**What the exercise asks:** From the entries below, copy out every line with "Blossems" in it.

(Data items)
# # # # # # #

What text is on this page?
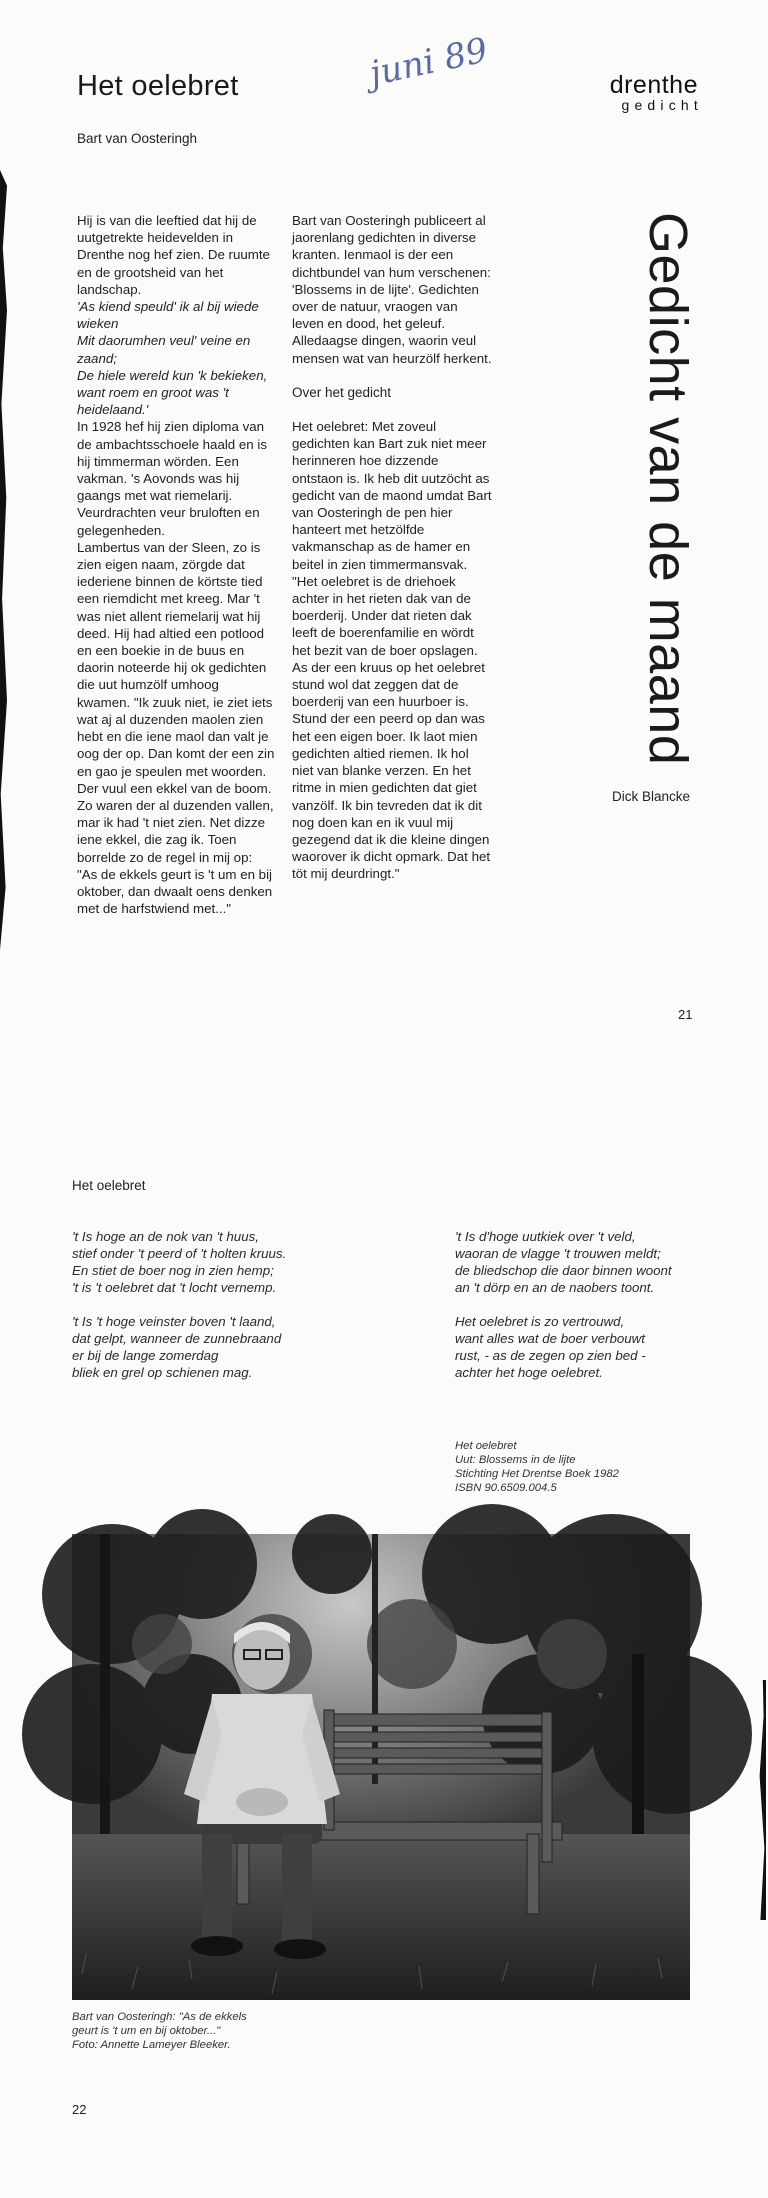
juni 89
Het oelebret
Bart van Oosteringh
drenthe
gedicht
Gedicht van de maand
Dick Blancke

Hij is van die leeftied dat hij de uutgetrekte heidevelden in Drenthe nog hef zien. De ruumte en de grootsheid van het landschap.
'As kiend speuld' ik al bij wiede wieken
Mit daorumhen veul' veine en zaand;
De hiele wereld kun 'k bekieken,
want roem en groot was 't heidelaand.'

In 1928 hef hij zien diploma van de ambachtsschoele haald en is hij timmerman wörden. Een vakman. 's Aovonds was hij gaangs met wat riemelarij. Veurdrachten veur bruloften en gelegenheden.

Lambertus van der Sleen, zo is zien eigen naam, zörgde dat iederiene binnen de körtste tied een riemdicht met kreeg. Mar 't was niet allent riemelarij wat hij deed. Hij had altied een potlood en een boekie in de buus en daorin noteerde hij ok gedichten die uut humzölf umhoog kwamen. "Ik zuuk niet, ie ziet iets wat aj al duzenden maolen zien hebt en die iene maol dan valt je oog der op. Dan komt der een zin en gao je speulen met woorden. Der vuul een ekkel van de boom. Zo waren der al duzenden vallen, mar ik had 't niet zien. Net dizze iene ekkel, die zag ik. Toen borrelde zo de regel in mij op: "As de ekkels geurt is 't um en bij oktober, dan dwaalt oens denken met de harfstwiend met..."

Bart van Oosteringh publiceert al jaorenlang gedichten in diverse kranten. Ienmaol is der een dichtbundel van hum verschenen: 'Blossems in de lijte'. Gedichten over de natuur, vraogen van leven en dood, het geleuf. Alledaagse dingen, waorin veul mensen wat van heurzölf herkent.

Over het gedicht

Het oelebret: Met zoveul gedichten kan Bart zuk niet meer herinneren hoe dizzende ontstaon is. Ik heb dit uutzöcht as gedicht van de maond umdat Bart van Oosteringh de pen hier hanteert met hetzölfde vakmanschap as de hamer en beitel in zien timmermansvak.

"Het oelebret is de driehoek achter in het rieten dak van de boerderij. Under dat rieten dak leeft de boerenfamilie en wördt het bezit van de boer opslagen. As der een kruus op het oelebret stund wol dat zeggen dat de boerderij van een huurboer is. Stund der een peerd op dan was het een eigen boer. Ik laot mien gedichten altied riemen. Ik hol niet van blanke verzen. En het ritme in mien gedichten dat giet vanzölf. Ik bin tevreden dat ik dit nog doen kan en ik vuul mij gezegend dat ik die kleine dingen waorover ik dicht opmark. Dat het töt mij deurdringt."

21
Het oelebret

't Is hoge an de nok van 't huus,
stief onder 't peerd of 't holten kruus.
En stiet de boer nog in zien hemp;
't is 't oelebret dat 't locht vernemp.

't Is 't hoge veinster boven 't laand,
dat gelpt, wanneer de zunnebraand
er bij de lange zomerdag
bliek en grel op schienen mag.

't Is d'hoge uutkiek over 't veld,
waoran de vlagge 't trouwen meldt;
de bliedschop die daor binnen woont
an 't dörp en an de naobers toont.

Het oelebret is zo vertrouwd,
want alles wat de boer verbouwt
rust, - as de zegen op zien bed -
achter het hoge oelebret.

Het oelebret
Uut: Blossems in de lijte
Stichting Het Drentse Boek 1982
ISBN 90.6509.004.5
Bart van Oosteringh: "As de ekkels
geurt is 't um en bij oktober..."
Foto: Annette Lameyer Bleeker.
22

# # # # # # #

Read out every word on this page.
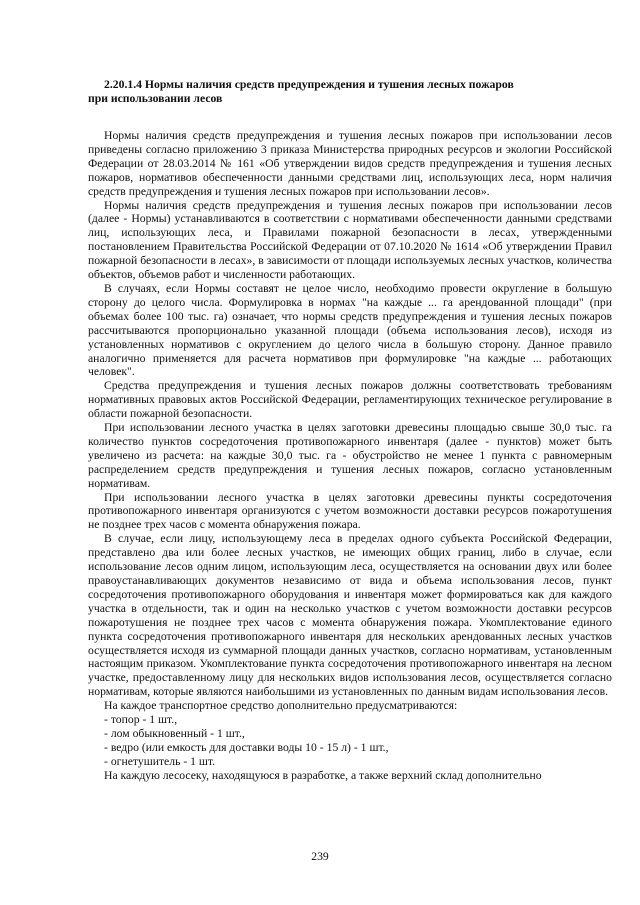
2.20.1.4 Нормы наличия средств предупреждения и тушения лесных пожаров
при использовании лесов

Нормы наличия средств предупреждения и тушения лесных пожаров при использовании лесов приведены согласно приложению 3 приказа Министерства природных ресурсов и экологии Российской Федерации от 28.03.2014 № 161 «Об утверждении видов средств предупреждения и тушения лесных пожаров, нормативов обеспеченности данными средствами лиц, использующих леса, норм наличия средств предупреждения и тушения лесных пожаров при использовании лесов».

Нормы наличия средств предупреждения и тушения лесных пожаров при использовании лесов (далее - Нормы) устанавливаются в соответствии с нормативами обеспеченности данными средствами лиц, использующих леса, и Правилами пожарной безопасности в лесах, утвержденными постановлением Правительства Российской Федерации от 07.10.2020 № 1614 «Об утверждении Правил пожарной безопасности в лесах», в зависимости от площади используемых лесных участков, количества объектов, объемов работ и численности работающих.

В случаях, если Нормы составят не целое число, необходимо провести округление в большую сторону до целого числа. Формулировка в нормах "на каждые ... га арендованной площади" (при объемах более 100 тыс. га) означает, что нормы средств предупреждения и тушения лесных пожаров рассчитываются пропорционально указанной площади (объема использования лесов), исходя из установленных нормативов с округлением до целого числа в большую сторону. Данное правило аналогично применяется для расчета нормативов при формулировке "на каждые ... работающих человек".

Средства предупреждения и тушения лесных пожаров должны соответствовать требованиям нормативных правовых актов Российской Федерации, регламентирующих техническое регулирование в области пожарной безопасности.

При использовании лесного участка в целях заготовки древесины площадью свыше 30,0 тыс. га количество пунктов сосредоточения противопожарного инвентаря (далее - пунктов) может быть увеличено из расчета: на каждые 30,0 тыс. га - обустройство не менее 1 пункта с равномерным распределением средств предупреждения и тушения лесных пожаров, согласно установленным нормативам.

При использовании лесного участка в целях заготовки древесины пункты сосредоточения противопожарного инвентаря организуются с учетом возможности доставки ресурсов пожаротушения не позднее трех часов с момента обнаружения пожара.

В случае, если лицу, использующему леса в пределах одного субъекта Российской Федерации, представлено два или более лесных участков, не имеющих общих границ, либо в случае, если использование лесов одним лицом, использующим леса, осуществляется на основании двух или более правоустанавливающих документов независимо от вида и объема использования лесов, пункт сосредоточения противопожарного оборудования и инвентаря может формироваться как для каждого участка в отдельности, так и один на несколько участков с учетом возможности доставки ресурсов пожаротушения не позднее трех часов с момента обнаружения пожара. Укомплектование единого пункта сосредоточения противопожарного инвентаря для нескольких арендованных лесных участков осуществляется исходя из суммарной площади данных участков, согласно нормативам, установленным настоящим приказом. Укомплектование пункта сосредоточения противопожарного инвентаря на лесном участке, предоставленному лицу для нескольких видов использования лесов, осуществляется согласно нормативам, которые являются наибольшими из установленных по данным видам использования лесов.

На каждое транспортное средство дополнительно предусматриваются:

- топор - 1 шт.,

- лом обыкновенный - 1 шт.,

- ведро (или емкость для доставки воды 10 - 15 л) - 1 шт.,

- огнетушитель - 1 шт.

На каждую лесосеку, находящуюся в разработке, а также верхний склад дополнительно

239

# # # # # # #

**Problem solution:**
Bart van Oosteringh publiceert al jaorenlang gedichten in diverse kranten. Ienmaol is der een dichtbundel van hum verschenen: 'Blossems in de lijte'. Gedichten over de natuur, vraogen van leven en dood, het geleuf. Alledaagse dingen, waorin veul mensen wat van heurzölf herkent.
Uut: Blossems in de lijte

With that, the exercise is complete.